--- Supplied records ---
━━━━━━

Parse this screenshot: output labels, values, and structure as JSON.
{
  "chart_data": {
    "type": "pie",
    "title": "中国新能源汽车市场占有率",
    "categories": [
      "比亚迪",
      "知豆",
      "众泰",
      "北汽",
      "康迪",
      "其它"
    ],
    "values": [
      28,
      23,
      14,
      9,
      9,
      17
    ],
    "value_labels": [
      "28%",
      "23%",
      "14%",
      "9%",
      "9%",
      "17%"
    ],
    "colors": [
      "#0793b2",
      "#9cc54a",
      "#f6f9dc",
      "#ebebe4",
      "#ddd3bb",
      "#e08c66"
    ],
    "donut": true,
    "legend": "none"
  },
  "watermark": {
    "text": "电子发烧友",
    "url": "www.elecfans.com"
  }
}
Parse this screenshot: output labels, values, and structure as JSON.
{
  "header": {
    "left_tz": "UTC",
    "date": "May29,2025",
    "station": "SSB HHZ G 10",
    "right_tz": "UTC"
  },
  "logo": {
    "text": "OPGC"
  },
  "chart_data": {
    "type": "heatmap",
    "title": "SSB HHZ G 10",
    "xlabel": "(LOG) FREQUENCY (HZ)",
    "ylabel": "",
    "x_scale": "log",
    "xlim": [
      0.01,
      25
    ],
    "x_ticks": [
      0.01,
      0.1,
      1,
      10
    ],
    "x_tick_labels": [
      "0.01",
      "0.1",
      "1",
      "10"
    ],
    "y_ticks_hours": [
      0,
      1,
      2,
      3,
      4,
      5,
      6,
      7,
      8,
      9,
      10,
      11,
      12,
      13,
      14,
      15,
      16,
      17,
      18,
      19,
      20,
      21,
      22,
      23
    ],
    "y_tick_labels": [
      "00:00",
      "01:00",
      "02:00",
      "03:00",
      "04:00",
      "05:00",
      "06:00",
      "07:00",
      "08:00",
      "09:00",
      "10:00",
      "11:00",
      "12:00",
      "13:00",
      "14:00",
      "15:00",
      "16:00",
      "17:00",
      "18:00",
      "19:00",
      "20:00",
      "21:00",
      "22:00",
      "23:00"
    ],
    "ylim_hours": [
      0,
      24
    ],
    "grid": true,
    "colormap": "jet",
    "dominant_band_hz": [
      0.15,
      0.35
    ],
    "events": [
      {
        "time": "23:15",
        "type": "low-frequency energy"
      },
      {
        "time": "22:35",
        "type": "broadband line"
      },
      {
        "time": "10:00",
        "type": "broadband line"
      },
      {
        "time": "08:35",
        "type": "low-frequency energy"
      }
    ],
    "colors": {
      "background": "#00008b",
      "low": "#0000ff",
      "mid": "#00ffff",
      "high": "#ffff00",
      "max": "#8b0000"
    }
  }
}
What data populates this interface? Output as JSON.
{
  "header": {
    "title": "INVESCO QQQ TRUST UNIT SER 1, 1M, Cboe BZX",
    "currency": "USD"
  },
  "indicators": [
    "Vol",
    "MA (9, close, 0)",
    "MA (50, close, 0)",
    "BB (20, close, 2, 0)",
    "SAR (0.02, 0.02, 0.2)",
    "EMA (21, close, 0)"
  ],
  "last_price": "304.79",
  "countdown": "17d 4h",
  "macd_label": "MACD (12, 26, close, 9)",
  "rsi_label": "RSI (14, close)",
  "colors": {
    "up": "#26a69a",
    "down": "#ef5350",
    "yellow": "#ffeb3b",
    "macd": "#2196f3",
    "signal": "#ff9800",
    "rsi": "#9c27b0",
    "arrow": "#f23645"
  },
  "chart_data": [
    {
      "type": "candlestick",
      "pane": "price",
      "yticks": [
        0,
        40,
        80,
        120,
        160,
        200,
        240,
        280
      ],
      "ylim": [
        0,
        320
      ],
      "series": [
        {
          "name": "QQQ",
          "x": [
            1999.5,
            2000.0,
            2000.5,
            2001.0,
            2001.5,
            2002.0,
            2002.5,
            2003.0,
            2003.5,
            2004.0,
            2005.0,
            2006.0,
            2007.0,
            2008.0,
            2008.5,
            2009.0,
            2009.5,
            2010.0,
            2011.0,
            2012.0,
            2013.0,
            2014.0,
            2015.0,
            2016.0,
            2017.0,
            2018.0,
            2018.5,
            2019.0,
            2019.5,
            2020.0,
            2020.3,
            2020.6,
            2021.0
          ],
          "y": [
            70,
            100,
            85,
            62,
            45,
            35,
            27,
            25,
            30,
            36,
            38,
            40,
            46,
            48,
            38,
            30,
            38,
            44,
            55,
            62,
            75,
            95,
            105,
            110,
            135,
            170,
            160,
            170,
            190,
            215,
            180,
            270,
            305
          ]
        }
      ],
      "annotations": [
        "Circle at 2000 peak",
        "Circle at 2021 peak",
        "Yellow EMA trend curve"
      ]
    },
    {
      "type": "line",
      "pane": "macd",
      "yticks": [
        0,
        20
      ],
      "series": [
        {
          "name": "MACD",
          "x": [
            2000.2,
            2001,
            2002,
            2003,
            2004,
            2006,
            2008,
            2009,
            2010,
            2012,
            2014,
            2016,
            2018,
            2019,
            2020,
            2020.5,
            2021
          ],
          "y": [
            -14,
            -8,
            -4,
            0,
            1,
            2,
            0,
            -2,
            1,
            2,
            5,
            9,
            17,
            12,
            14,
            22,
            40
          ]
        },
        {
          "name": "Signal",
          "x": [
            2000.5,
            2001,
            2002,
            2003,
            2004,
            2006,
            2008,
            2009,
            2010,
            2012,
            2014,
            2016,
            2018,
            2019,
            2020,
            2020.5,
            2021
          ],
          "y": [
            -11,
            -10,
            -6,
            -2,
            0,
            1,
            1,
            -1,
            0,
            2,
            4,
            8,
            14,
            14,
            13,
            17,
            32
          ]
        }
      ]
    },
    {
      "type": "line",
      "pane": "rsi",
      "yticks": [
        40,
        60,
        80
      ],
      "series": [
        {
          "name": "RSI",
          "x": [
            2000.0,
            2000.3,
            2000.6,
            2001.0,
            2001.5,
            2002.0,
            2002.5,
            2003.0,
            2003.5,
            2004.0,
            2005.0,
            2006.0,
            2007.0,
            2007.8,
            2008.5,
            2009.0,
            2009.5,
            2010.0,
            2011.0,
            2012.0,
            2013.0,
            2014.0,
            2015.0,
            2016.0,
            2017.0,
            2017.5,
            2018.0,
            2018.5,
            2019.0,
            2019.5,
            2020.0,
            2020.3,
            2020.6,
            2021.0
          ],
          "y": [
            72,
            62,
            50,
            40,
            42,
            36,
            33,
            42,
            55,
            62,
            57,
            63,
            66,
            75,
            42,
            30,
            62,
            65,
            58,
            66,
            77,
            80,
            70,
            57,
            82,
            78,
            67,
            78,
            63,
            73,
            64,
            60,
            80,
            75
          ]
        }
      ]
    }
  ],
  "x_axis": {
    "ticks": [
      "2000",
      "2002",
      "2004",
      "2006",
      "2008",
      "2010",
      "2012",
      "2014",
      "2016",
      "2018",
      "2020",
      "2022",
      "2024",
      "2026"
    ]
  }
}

━━━━━━

Restate the listing in full, word for word.

--- Answer ---
Parse this screenshot: output labels, values, and structure as JSON.
{
  "chart_data": {
    "type": "pie",
    "title": "中国新能源汽车市场占有率",
    "categories": [
      "比亚迪",
      "知豆",
      "众泰",
      "北汽",
      "康迪",
      "其它"
    ],
    "values": [
      28,
      23,
      14,
      9,
      9,
      17
    ],
    "value_labels": [
      "28%",
      "23%",
      "14%",
      "9%",
      "9%",
      "17%"
    ],
    "colors": [
      "#0793b2",
      "#9cc54a",
      "#f6f9dc",
      "#ebebe4",
      "#ddd3bb",
      "#e08c66"
    ],
    "donut": true,
    "legend": "none"
  },
  "watermark": {
    "text": "电子发烧友",
    "url": "www.elecfans.com"
  }
}
Parse this screenshot: output labels, values, and structure as JSON.
{
  "header": {
    "left_tz": "UTC",
    "date": "May29,2025",
    "station": "SSB HHZ G 10",
    "right_tz": "UTC"
  },
  "logo": {
    "text": "OPGC"
  },
  "chart_data": {
    "type": "heatmap",
    "title": "SSB HHZ G 10",
    "xlabel": "(LOG) FREQUENCY (HZ)",
    "ylabel": "",
    "x_scale": "log",
    "xlim": [
      0.01,
      25
    ],
    "x_ticks": [
      0.01,
      0.1,
      1,
      10
    ],
    "x_tick_labels": [
      "0.01",
      "0.1",
      "1",
      "10"
    ],
    "y_ticks_hours": [
      0,
      1,
      2,
      3,
      4,
      5,
      6,
      7,
      8,
      9,
      10,
      11,
      12,
      13,
      14,
      15,
      16,
      17,
      18,
      19,
      20,
      21,
      22,
      23
    ],
    "y_tick_labels": [
      "00:00",
      "01:00",
      "02:00",
      "03:00",
      "04:00",
      "05:00",
      "06:00",
      "07:00",
      "08:00",
      "09:00",
      "10:00",
      "11:00",
      "12:00",
      "13:00",
      "14:00",
      "15:00",
      "16:00",
      "17:00",
      "18:00",
      "19:00",
      "20:00",
      "21:00",
      "22:00",
      "23:00"
    ],
    "ylim_hours": [
      0,
      24
    ],
    "grid": true,
    "colormap": "jet",
    "dominant_band_hz": [
      0.15,
      0.35
    ],
    "events": [
      {
        "time": "23:15",
        "type": "low-frequency energy"
      },
      {
        "time": "22:35",
        "type": "broadband line"
      },
      {
        "time": "10:00",
        "type": "broadband line"
      },
      {
        "time": "08:35",
        "type": "low-frequency energy"
      }
    ],
    "colors": {
      "background": "#00008b",
      "low": "#0000ff",
      "mid": "#00ffff",
      "high": "#ffff00",
      "max": "#8b0000"
    }
  }
}
What data populates this interface? Output as JSON.
{
  "header": {
    "title": "INVESCO QQQ TRUST UNIT SER 1, 1M, Cboe BZX",
    "currency": "USD"
  },
  "indicators": [
    "Vol",
    "MA (9, close, 0)",
    "MA (50, close, 0)",
    "BB (20, close, 2, 0)",
    "SAR (0.02, 0.02, 0.2)",
    "EMA (21, close, 0)"
  ],
  "last_price": "304.79",
  "countdown": "17d 4h",
  "macd_label": "MACD (12, 26, close, 9)",
  "rsi_label": "RSI (14, close)",
  "colors": {
    "up": "#26a69a",
    "down": "#ef5350",
    "yellow": "#ffeb3b",
    "macd": "#2196f3",
    "signal": "#ff9800",
    "rsi": "#9c27b0",
    "arrow": "#f23645"
  },
  "chart_data": [
    {
      "type": "candlestick",
      "pane": "price",
      "yticks": [
        0,
        40,
        80,
        120,
        160,
        200,
        240,
        280
      ],
      "ylim": [
        0,
        320
      ],
      "series": [
        {
          "name": "QQQ",
          "x": [
            1999.5,
            2000.0,
            2000.5,
            2001.0,
            2001.5,
            2002.0,
            2002.5,
            2003.0,
            2003.5,
            2004.0,
            2005.0,
            2006.0,
            2007.0,
            2008.0,
            2008.5,
            2009.0,
            2009.5,
            2010.0,
            2011.0,
            2012.0,
            2013.0,
            2014.0,
            2015.0,
            2016.0,
            2017.0,
            2018.0,
            2018.5,
            2019.0,
            2019.5,
            2020.0,
            2020.3,
            2020.6,
            2021.0
          ],
          "y": [
            70,
            100,
            85,
            62,
            45,
            35,
            27,
            25,
            30,
            36,
            38,
            40,
            46,
            48,
            38,
            30,
            38,
            44,
            55,
            62,
            75,
            95,
            105,
            110,
            135,
            170,
            160,
            170,
            190,
            215,
            180,
            270,
            305
          ]
        }
      ],
      "annotations": [
        "Circle at 2000 peak",
        "Circle at 2021 peak",
        "Yellow EMA trend curve"
      ]
    },
    {
      "type": "line",
      "pane": "macd",
      "yticks": [
        0,
        20
      ],
      "series": [
        {
          "name": "MACD",
          "x": [
            2000.2,
            2001,
            2002,
            2003,
            2004,
            2006,
            2008,
            2009,
            2010,
            2012,
            2014,
            2016,
            2018,
            2019,
            2020,
            2020.5,
            2021
          ],
          "y": [
            -14,
            -8,
            -4,
            0,
            1,
            2,
            0,
            -2,
            1,
            2,
            5,
            9,
            17,
            12,
            14,
            22,
            40
          ]
        },
        {
          "name": "Signal",
          "x": [
            2000.5,
            2001,
            2002,
            2003,
            2004,
            2006,
            2008,
            2009,
            2010,
            2012,
            2014,
            2016,
            2018,
            2019,
            2020,
            2020.5,
            2021
          ],
          "y": [
            -11,
            -10,
            -6,
            -2,
            0,
            1,
            1,
            -1,
            0,
            2,
            4,
            8,
            14,
            14,
            13,
            17,
            32
          ]
        }
      ]
    },
    {
      "type": "line",
      "pane": "rsi",
      "yticks": [
        40,
        60,
        80
      ],
      "series": [
        {
          "name": "RSI",
          "x": [
            2000.0,
            2000.3,
            2000.6,
            2001.0,
            2001.5,
            2002.0,
            2002.5,
            2003.0,
            2003.5,
            2004.0,
            2005.0,
            2006.0,
            2007.0,
            2007.8,
            2008.5,
            2009.0,
            2009.5,
            2010.0,
            2011.0,
            2012.0,
            2013.0,
            2014.0,
            2015.0,
            2016.0,
            2017.0,
            2017.5,
            2018.0,
            2018.5,
            2019.0,
            2019.5,
            2020.0,
            2020.3,
            2020.6,
            2021.0
          ],
          "y": [
            72,
            62,
            50,
            40,
            42,
            36,
            33,
            42,
            55,
            62,
            57,
            63,
            66,
            75,
            42,
            30,
            62,
            65,
            58,
            66,
            77,
            80,
            70,
            57,
            82,
            78,
            67,
            78,
            63,
            73,
            64,
            60,
            80,
            75
          ]
        }
      ]
    }
  ],
  "x_axis": {
    "ticks": [
      "2000",
      "2002",
      "2004",
      "2006",
      "2008",
      "2010",
      "2012",
      "2014",
      "2016",
      "2018",
      "2020",
      "2022",
      "2024",
      "2026"
    ]
  }
}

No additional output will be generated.